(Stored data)

___

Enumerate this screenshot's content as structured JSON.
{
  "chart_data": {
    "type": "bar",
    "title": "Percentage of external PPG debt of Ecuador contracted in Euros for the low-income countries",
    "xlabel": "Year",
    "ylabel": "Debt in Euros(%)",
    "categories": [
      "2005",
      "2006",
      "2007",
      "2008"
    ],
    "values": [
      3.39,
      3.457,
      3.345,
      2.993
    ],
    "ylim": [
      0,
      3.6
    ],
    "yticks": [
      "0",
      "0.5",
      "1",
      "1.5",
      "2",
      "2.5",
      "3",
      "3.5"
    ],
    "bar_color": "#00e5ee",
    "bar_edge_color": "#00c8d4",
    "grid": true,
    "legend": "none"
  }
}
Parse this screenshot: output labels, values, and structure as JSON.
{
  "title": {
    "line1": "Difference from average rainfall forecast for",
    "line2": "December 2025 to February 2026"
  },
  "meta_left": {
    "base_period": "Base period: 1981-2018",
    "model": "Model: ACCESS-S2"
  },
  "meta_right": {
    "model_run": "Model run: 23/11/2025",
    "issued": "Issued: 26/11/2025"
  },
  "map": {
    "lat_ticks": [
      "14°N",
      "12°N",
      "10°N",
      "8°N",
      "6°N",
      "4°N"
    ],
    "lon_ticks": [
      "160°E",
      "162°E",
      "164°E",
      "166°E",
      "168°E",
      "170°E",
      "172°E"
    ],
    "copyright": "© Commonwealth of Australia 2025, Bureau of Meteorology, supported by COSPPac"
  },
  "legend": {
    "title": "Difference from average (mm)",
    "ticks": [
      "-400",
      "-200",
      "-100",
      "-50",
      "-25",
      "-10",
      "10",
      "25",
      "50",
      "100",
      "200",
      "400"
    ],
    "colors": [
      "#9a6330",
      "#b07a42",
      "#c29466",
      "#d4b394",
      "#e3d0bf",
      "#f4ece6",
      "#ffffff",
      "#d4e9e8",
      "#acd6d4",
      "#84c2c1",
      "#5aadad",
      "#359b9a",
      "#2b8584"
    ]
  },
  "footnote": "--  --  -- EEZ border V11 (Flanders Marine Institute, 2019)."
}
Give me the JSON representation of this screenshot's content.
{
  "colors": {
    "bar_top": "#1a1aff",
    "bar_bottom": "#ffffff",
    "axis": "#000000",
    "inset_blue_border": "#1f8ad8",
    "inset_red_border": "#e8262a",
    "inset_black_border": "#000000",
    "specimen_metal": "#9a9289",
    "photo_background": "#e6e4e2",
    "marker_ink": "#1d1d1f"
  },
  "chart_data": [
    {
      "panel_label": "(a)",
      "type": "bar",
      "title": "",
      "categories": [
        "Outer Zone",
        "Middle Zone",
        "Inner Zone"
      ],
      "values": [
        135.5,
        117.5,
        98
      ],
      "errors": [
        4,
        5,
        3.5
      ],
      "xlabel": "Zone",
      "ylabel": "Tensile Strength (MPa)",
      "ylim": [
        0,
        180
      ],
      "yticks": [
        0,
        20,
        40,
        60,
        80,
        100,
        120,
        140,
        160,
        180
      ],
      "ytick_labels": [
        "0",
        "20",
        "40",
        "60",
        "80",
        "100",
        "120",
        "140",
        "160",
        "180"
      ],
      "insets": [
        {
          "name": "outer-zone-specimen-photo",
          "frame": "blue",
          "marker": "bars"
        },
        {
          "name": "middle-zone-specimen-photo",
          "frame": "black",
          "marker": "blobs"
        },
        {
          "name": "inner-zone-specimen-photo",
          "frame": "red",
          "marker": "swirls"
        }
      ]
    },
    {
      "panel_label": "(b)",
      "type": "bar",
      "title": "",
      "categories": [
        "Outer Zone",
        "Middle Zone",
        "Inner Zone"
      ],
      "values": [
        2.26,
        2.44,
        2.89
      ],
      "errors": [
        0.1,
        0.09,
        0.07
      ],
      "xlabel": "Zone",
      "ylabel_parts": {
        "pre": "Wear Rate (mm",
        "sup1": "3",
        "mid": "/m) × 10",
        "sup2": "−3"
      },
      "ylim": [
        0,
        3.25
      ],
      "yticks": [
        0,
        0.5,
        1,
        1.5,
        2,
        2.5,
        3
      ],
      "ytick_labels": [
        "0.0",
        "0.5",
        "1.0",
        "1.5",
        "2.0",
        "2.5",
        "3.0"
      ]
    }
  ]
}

___

Each line of the material that holds the string "Difference" counts once; give the total alone.

Result below: 2